Copy only this: the line containing "Extract the structured", the line containing "Output a JSON", and every line between them, exactly as written.
┌──
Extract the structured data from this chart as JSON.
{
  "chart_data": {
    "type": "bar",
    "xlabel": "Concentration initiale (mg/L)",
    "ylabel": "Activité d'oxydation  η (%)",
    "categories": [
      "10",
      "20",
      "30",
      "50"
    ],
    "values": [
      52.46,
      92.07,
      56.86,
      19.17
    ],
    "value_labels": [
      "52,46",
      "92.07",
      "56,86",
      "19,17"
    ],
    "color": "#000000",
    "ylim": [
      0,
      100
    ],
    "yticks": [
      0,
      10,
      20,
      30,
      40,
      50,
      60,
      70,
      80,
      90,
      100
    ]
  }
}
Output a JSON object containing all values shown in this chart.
└──
┌──
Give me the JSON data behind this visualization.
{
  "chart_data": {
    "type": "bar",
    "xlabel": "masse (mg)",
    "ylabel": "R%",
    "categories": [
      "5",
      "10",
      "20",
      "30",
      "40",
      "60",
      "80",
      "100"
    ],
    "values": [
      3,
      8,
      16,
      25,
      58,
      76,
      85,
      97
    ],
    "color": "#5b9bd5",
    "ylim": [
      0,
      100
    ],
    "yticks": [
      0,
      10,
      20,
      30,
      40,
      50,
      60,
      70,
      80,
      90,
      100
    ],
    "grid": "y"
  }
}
└──
● THE ANSWER:
Extract the structured data from this chart as JSON.
{
  "chart_data": {
    "type": "bar",
    "xlabel": "Concentration initiale (mg/L)",
    "ylabel": "Activité d'oxydation  η (%)",
    "categories": [
      "10",
      "20",
      "30",
      "50"
    ],
    "values": [
      52.46,
      92.07,
      56.86,
      19.17
    ],
    "value_labels": [
      "52,46",
      "92.07",
      "56,86",
      "19,17"
    ],
    "color": "#000000",
    "ylim": [
      0,
      100
    ],
    "yticks": [
      0,
      10,
      20,
      30,
      40,
      50,
      60,
      70,
      80,
      90,
      100
    ]
  }
}
Output a JSON object containing all values shown in this chart.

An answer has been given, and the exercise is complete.